**Your instructions**
Output the records exactly. Include every line.

**Data lines**
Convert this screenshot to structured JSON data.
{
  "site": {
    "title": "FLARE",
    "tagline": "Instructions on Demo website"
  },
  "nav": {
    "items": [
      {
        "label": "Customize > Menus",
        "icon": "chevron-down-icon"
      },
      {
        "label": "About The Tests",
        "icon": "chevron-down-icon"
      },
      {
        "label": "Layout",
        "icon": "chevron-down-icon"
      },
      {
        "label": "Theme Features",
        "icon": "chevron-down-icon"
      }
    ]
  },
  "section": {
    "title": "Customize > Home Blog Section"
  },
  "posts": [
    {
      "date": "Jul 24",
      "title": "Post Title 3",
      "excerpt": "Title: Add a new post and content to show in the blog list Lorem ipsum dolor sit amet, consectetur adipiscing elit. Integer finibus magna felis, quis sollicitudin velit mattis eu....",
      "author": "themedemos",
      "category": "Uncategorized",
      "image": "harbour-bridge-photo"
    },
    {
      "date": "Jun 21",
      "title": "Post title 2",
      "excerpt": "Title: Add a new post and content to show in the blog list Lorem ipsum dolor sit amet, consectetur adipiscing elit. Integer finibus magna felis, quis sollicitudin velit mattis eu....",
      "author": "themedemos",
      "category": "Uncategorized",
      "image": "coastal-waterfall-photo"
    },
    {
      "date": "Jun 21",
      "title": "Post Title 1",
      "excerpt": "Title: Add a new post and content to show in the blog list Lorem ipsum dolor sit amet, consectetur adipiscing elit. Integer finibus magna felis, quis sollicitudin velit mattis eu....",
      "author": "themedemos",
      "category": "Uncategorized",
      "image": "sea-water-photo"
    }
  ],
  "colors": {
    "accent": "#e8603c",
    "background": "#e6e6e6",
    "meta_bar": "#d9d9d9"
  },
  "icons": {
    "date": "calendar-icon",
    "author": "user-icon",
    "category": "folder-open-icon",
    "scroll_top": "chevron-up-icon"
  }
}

**Result of the task**
Convert this screenshot to structured JSON data.
{
  "site": {
    "title": "FLARE",
    "tagline": "Instructions on Demo website"
  },
  "nav": {
    "items": [
      {
        "label": "Customize > Menus",
        "icon": "chevron-down-icon"
      },
      {
        "label": "About The Tests",
        "icon": "chevron-down-icon"
      },
      {
        "label": "Layout",
        "icon": "chevron-down-icon"
      },
      {
        "label": "Theme Features",
        "icon": "chevron-down-icon"
      }
    ]
  },
  "section": {
    "title": "Customize > Home Blog Section"
  },
  "posts": [
    {
      "date": "Jul 24",
      "title": "Post Title 3",
      "excerpt": "Title: Add a new post and content to show in the blog list Lorem ipsum dolor sit amet, consectetur adipiscing elit. Integer finibus magna felis, quis sollicitudin velit mattis eu....",
      "author": "themedemos",
      "category": "Uncategorized",
      "image": "harbour-bridge-photo"
    },
    {
      "date": "Jun 21",
      "title": "Post title 2",
      "excerpt": "Title: Add a new post and content to show in the blog list Lorem ipsum dolor sit amet, consectetur adipiscing elit. Integer finibus magna felis, quis sollicitudin velit mattis eu....",
      "author": "themedemos",
      "category": "Uncategorized",
      "image": "coastal-waterfall-photo"
    },
    {
      "date": "Jun 21",
      "title": "Post Title 1",
      "excerpt": "Title: Add a new post and content to show in the blog list Lorem ipsum dolor sit amet, consectetur adipiscing elit. Integer finibus magna felis, quis sollicitudin velit mattis eu....",
      "author": "themedemos",
      "category": "Uncategorized",
      "image": "sea-water-photo"
    }
  ],
  "colors": {
    "accent": "#e8603c",
    "background": "#e6e6e6",
    "meta_bar": "#d9d9d9"
  },
  "icons": {
    "date": "calendar-icon",
    "author": "user-icon",
    "category": "folder-open-icon",
    "scroll_top": "chevron-up-icon"
  }
}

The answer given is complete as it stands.